**** Information supplied ****

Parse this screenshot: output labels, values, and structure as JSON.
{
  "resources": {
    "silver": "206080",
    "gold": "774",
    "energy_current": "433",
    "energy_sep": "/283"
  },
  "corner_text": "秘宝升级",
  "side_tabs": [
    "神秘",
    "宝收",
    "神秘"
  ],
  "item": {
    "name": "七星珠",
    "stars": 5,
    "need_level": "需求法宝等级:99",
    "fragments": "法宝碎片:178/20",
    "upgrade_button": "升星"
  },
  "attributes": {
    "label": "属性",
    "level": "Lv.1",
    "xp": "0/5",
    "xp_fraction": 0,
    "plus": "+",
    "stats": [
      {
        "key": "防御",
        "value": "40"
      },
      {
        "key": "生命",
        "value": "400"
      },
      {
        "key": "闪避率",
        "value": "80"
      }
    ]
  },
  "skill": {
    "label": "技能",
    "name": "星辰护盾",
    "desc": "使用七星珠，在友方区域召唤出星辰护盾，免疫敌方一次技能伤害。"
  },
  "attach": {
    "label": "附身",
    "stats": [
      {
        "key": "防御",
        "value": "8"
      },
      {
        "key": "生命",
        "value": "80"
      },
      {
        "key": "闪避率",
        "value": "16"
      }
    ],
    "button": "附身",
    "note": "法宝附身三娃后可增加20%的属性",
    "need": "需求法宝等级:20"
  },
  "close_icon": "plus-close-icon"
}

****

Task goal - From the listing above, reproduce all the lines exactly.

Expected answer -
Parse this screenshot: output labels, values, and structure as JSON.
{
  "resources": {
    "silver": "206080",
    "gold": "774",
    "energy_current": "433",
    "energy_sep": "/283"
  },
  "corner_text": "秘宝升级",
  "side_tabs": [
    "神秘",
    "宝收",
    "神秘"
  ],
  "item": {
    "name": "七星珠",
    "stars": 5,
    "need_level": "需求法宝等级:99",
    "fragments": "法宝碎片:178/20",
    "upgrade_button": "升星"
  },
  "attributes": {
    "label": "属性",
    "level": "Lv.1",
    "xp": "0/5",
    "xp_fraction": 0,
    "plus": "+",
    "stats": [
      {
        "key": "防御",
        "value": "40"
      },
      {
        "key": "生命",
        "value": "400"
      },
      {
        "key": "闪避率",
        "value": "80"
      }
    ]
  },
  "skill": {
    "label": "技能",
    "name": "星辰护盾",
    "desc": "使用七星珠，在友方区域召唤出星辰护盾，免疫敌方一次技能伤害。"
  },
  "attach": {
    "label": "附身",
    "stats": [
      {
        "key": "防御",
        "value": "8"
      },
      {
        "key": "生命",
        "value": "80"
      },
      {
        "key": "闪避率",
        "value": "16"
      }
    ],
    "button": "附身",
    "note": "法宝附身三娃后可增加20%的属性",
    "need": "需求法宝等级:20"
  },
  "close_icon": "plus-close-icon"
}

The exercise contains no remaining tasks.